Task to complete:
Reproduce all the entries exactly and keep the pictures out.
──────── Supplied records
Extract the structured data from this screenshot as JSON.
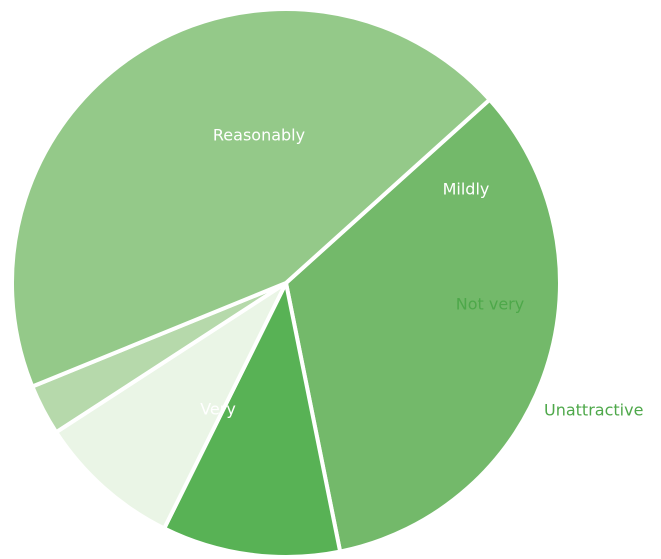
{
  "chart_data": {
    "type": "pie",
    "slices": [
      {
        "label": "Reasonably",
        "value": 33.5,
        "color": "#73b96a",
        "label_color": "#ffffff"
      },
      {
        "label": "Mildly",
        "value": 10.5,
        "color": "#58b255",
        "label_color": "#ffffff"
      },
      {
        "label": "Not very",
        "value": 8.5,
        "color": "#eaf5e6",
        "label_color": "#4ea84a"
      },
      {
        "label": "Unattractive",
        "value": 3.0,
        "color": "#b6d9ab",
        "label_color": "#4ea84a"
      },
      {
        "label": "Very",
        "value": 44.5,
        "color": "#94c989",
        "label_color": "#ffffff"
      }
    ]
  }
}
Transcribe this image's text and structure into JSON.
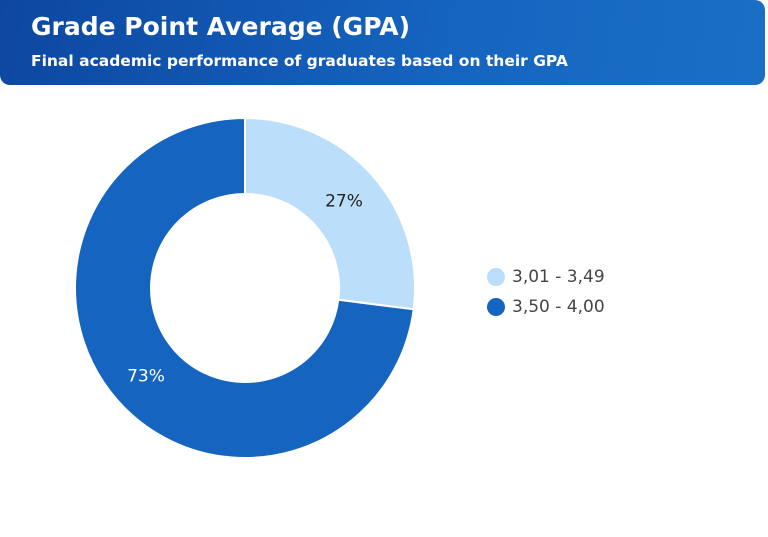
{
  "chart_data": {
    "type": "pie",
    "title": "Grade Point Average (GPA)",
    "subtitle": "Final academic performance of graduates based on their GPA",
    "donut": true,
    "categories": [
      "3,01 - 3,49",
      "3,50 - 4,00"
    ],
    "values": [
      27,
      73
    ],
    "labels": [
      "27%",
      "73%"
    ],
    "colors": [
      "#bbdefb",
      "#1565c0"
    ],
    "legend_position": "right"
  }
}
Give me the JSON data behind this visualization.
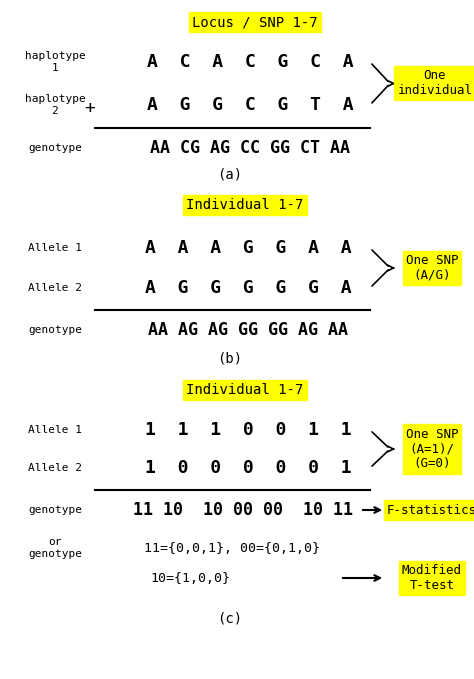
{
  "bg_color": "#ffffff",
  "yellow": "#FFFF00",
  "panel_a": {
    "label_box": "Locus / SNP 1-7",
    "hap1_label": "haplotype\n1",
    "hap1_seq": "A  C  A  C  G  C  A",
    "hap2_label": "haplotype\n2",
    "hap2_seq": "A  G  G  C  G  T  A",
    "plus": "+",
    "geno_label": "genotype",
    "geno_seq": "AA CG AG CC GG CT AA",
    "bracket_label": "One\nindividual",
    "subfig": "(a)"
  },
  "panel_b": {
    "label_box": "Individual 1-7",
    "allele1_label": "Allele 1",
    "allele1_seq": "A  A  A  G  G  A  A",
    "allele2_label": "Allele 2",
    "allele2_seq": "A  G  G  G  G  G  A",
    "geno_label": "genotype",
    "geno_seq": "AA AG AG GG GG AG AA",
    "bracket_label": "One SNP\n(A/G)",
    "subfig": "(b)"
  },
  "panel_c": {
    "label_box": "Individual 1-7",
    "allele1_label": "Allele 1",
    "allele1_seq": "1  1  1  0  0  1  1",
    "allele2_label": "Allele 2",
    "allele2_seq": "1  0  0  0  0  0  1",
    "geno_label": "genotype",
    "geno_seq": "11 10  10 00 00  10 11",
    "or_label": "or\ngenotype",
    "geno2_seq": "11={0,0,1}, 00={0,1,0}",
    "geno3_seq": "10={1,0,0}",
    "bracket_label": "One SNP\n(A=1)/\n(G=0)",
    "arrow1_label": "F-statistics",
    "arrow2_label": "Modified\nT-test",
    "subfig": "(c)"
  }
}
────────────────
Exercise answer:
Extract the structured data from this screenshot as JSON.
{
  "chart_data": {
    "type": "pie",
    "slices": [
      {
        "label": "Reasonably",
        "value": 33.5,
        "color": "#73b96a",
        "label_color": "#ffffff"
      },
      {
        "label": "Mildly",
        "value": 10.5,
        "color": "#58b255",
        "label_color": "#ffffff"
      },
      {
        "label": "Not very",
        "value": 8.5,
        "color": "#eaf5e6",
        "label_color": "#4ea84a"
      },
      {
        "label": "Unattractive",
        "value": 3.0,
        "color": "#b6d9ab",
        "label_color": "#4ea84a"
      },
      {
        "label": "Very",
        "value": 44.5,
        "color": "#94c989",
        "label_color": "#ffffff"
      }
    ]
  }
}
Transcribe this image's text and structure into JSON.
{
  "chart_data": {
    "type": "pie",
    "title": "Grade Point Average (GPA)",
    "subtitle": "Final academic performance of graduates based on their GPA",
    "donut": true,
    "categories": [
      "3,01 - 3,49",
      "3,50 - 4,00"
    ],
    "values": [
      27,
      73
    ],
    "labels": [
      "27%",
      "73%"
    ],
    "colors": [
      "#bbdefb",
      "#1565c0"
    ],
    "legend_position": "right"
  }
}
Give me the JSON data behind this visualization.
{
  "bg_color": "#ffffff",
  "yellow": "#FFFF00",
  "panel_a": {
    "label_box": "Locus / SNP 1-7",
    "hap1_label": "haplotype\n1",
    "hap1_seq": "A  C  A  C  G  C  A",
    "hap2_label": "haplotype\n2",
    "hap2_seq": "A  G  G  C  G  T  A",
    "plus": "+",
    "geno_label": "genotype",
    "geno_seq": "AA CG AG CC GG CT AA",
    "bracket_label": "One\nindividual",
    "subfig": "(a)"
  },
  "panel_b": {
    "label_box": "Individual 1-7",
    "allele1_label": "Allele 1",
    "allele1_seq": "A  A  A  G  G  A  A",
    "allele2_label": "Allele 2",
    "allele2_seq": "A  G  G  G  G  G  A",
    "geno_label": "genotype",
    "geno_seq": "AA AG AG GG GG AG AA",
    "bracket_label": "One SNP\n(A/G)",
    "subfig": "(b)"
  },
  "panel_c": {
    "label_box": "Individual 1-7",
    "allele1_label": "Allele 1",
    "allele1_seq": "1  1  1  0  0  1  1",
    "allele2_label": "Allele 2",
    "allele2_seq": "1  0  0  0  0  0  1",
    "geno_label": "genotype",
    "geno_seq": "11 10  10 00 00  10 11",
    "or_label": "or\ngenotype",
    "geno2_seq": "11={0,0,1}, 00={0,1,0}",
    "geno3_seq": "10={1,0,0}",
    "bracket_label": "One SNP\n(A=1)/\n(G=0)",
    "arrow1_label": "F-statistics",
    "arrow2_label": "Modified\nT-test",
    "subfig": "(c)"
  }
}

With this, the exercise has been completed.